### [Recorded information]

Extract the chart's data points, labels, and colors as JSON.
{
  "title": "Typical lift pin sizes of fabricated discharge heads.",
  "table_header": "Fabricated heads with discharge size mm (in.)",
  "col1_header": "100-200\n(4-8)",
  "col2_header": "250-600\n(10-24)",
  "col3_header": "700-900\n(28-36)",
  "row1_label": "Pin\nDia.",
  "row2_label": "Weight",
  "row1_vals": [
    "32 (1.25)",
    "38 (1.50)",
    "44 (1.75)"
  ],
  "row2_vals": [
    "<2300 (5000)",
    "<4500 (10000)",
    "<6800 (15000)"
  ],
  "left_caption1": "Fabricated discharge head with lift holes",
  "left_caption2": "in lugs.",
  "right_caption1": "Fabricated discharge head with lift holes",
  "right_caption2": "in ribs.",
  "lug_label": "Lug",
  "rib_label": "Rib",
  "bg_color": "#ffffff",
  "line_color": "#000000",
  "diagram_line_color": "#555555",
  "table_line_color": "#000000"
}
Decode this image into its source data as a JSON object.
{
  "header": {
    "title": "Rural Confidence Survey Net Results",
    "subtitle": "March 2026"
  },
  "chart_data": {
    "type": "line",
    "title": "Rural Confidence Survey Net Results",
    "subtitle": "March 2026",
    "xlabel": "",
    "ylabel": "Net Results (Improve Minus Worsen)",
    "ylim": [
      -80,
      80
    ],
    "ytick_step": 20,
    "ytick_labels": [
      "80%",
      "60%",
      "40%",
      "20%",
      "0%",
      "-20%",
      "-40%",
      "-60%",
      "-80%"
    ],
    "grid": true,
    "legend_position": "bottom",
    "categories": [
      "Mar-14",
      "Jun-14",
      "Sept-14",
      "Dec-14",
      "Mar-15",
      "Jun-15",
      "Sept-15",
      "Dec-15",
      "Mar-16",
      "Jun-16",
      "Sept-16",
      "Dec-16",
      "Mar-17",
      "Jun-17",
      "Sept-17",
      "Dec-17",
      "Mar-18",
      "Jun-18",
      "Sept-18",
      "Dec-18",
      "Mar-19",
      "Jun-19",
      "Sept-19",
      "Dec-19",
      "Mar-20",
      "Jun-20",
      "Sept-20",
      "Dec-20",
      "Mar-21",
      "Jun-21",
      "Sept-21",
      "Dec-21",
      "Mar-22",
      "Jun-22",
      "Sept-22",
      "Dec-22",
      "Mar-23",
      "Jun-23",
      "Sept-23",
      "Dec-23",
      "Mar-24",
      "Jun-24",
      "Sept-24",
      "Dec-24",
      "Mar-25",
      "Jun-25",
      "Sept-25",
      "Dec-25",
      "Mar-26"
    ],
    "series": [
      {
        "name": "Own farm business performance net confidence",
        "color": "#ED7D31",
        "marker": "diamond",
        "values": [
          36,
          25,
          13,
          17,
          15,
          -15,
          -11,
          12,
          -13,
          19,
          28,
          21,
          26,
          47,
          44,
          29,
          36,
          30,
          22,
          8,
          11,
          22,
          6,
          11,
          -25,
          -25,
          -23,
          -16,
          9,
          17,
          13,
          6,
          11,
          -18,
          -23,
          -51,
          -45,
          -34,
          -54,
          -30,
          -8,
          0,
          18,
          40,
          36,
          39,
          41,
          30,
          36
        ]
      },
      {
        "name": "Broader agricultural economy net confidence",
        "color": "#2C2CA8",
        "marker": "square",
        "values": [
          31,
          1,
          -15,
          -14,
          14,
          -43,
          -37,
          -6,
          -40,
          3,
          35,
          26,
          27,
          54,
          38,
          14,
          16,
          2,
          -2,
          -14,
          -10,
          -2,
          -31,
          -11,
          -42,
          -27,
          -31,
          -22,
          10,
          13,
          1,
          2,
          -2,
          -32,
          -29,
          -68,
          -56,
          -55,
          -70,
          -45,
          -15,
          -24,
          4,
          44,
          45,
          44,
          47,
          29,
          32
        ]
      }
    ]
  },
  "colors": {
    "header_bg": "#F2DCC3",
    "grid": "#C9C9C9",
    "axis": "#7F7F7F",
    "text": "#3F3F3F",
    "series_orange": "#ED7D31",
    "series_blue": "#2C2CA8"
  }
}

### [Task statement]
Go through the material and select each line with the string "heads" in it.

### [Written solution]
  "title": "Typical lift pin sizes of fabricated discharge heads.",
  "table_header": "Fabricated heads with discharge size mm (in.)",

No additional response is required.